§ **Tâches à faire**:
a. Selon le texte à analyser, quel organisme demandait au gouvernement de reculer sur la réforme de l'assurance emploi ?
b. Citez le texte à analyser de « À force de se » à « prophètes de malheur. ».

§ **Texte à analyser**:
%%


3 commentaires
  • Denis Miron - Inscrit 22 décembre 2012 11 h 49

    La valse des mensonges au Bal des Faux-Fuyants au grand Festival de la démocratie-fiction

    A-t-on vraiment voté pour les conservateurs ou a-t-on voté contre les libéraux des commandites?
    Ceci étant dit, j’ai l’impression que les médias, ne jauge pas la juste mesure du déséquilibre socio-écnomique qu’entrainera la réforme de l’assurance emploi. On sait maintenant que les conservateurs veulent s’accaparer le montant versé à 8,000 prestataires de cette assurance, mais le nombre de personnes qui seront atteintes par ce chambardement sans précédant seront beaucoup plus nombreuses.
    À peine ai-je eu le temps de lire dans la barre de défilement au bas de l’écran à RDI que l’Union des municipalités du Québec demandait au gouvernement de reculer sur cette réforme que déjà cette nouvelle disparaissait dans la brume médiatique. Il s’agit pourtant d’une réforme qui concerne beaucoup de monde…l’industrie forestière, touristique, de la pêche, de la construction, le monde l’éducation, professeurs et chauffeurs d’autobus, pompiers de la forêt.Avec ces derniers, ils vont jusqu’à mettre la sécurité publique en jeu.
    Sur certaines régions mono-industrielles, cette réforme aura l’effet d’un coup d’état, et alors comment déménager en ville alors qu’il n y a pratiquement pas de logements disponibles. Difficile d’imaginer autre chose que le chaos.
    Et la valse des mensonges du F-35 comme vous dites si bien qui vient s’ajouter à tout cela…Pour les conservateurs , il n’y a pas de gain à prévoir pour eux à l’est du Manitoba et à l’ouest de l’Alberta.Trop de rigidité ne pourra que leur amener une cassure du tronc.
    «Mauvaise foi, mensonge et rigidité», tel semble être leur slogan

  • Daniel Bérubé - Abonné 22 décembre 2012 13 h 16

    Je serais curieux de savoir...

    ce qui a apporter le mensonge comme étant "une qualité" (?) a avoir pour aller en politique, du moins, depuis quelques décénies où elle est plus qu'évidente; ou serais-ce que le public oublie de plus en plus vite les éléments importants qu'il se devrait de retenir pour les prochaines élections ? Ou... les conservateurs en sont peut-être à la découverte de base de la vérité et du mensonge, et ils viennent de lire la ligne: "Attention, parfois la vérité choque! "... alors, à partir de maintenant: les mensonges seulement seront autorisés ! ... brillant brillant... mais reconnaissons qu'il s'agit d'un grand pas pour les cons-servateurs.

  • François Dugal - Inscrit 23 décembre 2012 08 h 34

    Conséquences prévisibles

    À force de se faire «mentir en pleine face», les citoyens canadiens deviennent cyniques par la force des choses. Les journalistes qui rapportent les faits passent pour des prophètes de malheur.
    Le bateau de la démocratie prend l'eau; qui peut colmater les fuites?

%%

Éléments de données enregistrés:
%%

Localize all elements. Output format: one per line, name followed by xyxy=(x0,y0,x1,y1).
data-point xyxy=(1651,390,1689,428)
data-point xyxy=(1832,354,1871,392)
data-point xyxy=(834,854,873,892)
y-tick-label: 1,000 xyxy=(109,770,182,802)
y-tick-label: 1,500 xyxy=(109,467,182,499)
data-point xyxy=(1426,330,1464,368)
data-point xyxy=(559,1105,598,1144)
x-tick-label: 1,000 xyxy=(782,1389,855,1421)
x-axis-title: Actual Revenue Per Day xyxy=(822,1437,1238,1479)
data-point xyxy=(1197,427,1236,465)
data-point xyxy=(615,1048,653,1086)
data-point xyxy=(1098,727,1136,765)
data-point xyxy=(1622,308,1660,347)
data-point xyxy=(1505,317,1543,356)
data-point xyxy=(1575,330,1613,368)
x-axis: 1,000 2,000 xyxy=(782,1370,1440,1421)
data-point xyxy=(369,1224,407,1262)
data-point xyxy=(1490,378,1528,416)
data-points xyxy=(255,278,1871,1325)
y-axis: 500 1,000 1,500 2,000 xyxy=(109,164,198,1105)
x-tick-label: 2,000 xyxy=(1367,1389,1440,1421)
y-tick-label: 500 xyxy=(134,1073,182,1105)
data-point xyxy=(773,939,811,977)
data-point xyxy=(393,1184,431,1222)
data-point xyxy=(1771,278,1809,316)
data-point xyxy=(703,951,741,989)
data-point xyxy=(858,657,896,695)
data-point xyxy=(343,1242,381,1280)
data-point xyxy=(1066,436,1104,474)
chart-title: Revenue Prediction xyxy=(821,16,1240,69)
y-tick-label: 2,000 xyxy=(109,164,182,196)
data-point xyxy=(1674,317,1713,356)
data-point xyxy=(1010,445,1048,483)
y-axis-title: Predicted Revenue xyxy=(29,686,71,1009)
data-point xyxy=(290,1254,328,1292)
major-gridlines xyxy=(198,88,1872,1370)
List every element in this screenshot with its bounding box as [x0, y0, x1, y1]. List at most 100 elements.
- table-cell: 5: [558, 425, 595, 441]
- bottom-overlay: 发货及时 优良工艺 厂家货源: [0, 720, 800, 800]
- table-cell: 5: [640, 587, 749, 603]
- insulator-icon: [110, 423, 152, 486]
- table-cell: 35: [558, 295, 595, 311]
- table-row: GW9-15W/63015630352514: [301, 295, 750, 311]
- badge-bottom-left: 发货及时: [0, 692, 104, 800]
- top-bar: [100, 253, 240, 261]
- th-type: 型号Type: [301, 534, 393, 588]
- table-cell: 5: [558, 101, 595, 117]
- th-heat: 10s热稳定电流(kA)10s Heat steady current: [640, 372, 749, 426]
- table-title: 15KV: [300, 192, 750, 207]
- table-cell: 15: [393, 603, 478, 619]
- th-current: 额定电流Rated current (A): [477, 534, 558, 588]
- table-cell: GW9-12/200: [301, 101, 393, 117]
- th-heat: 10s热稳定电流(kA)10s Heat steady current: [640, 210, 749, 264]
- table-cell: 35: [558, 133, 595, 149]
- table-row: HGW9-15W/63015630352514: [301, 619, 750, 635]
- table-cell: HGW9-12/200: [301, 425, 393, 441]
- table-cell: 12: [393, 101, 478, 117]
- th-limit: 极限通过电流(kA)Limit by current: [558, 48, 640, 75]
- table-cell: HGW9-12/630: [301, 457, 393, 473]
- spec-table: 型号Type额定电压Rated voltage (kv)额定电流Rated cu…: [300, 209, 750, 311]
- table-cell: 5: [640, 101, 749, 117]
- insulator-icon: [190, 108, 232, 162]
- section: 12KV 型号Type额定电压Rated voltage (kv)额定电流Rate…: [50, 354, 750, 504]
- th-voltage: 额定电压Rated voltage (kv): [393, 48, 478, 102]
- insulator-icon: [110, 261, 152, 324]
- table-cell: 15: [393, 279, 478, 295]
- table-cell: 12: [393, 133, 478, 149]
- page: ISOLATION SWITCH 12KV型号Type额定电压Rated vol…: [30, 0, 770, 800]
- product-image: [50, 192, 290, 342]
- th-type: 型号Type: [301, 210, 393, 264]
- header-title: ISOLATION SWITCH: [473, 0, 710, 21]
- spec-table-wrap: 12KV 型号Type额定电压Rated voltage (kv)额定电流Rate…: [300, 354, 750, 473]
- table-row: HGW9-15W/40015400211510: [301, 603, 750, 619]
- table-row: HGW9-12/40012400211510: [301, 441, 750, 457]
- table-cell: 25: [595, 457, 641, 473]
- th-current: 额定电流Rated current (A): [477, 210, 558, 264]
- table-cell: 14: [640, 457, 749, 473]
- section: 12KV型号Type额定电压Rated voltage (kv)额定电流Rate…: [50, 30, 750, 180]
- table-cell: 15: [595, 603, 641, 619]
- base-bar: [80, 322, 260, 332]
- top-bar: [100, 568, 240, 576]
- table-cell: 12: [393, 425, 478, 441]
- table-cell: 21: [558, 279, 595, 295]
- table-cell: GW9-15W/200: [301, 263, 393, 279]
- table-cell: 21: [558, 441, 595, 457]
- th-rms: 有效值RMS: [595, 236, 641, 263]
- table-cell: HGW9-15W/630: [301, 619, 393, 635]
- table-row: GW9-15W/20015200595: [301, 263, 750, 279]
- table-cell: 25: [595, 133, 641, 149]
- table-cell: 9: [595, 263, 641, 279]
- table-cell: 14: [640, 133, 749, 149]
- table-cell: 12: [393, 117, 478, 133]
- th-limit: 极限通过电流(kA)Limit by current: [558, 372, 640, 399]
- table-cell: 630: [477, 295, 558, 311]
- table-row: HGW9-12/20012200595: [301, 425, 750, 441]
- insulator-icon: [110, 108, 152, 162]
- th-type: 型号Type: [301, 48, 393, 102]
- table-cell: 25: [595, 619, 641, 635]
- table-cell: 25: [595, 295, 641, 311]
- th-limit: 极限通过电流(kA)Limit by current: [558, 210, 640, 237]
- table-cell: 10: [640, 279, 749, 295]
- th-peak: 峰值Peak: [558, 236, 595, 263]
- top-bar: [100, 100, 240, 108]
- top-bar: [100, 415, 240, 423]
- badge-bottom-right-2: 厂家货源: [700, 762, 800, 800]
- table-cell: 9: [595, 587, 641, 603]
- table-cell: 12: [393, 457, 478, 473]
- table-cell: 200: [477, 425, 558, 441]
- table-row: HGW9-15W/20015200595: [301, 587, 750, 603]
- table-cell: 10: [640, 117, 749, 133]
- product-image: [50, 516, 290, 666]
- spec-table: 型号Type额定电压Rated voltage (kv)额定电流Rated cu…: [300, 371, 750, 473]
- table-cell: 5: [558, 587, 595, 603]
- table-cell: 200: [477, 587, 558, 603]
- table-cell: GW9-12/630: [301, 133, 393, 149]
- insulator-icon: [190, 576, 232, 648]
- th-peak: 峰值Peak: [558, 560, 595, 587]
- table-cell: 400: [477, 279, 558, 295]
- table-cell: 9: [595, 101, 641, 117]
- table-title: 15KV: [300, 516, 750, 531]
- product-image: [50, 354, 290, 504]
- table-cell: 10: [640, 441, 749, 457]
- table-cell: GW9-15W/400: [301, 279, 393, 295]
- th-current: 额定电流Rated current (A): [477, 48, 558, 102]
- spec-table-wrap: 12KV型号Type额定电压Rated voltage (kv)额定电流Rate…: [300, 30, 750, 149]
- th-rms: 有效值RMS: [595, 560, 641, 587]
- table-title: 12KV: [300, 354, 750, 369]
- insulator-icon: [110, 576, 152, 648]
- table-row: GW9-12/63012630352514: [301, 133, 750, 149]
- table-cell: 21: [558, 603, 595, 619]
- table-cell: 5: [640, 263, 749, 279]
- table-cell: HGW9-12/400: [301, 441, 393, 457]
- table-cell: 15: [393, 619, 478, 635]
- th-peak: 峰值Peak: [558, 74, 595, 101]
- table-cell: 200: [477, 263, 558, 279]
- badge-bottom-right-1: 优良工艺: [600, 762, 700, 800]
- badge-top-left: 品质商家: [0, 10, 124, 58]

%%

§ **Réponses fournies**:
a. L'Union des municipalités du Québec.

b.
À force de se faire «mentir en pleine face», les citoyens canadiens deviennent cyniques par la force des choses. Les journalistes qui rapportent les faits passent pour des prophètes de malheur.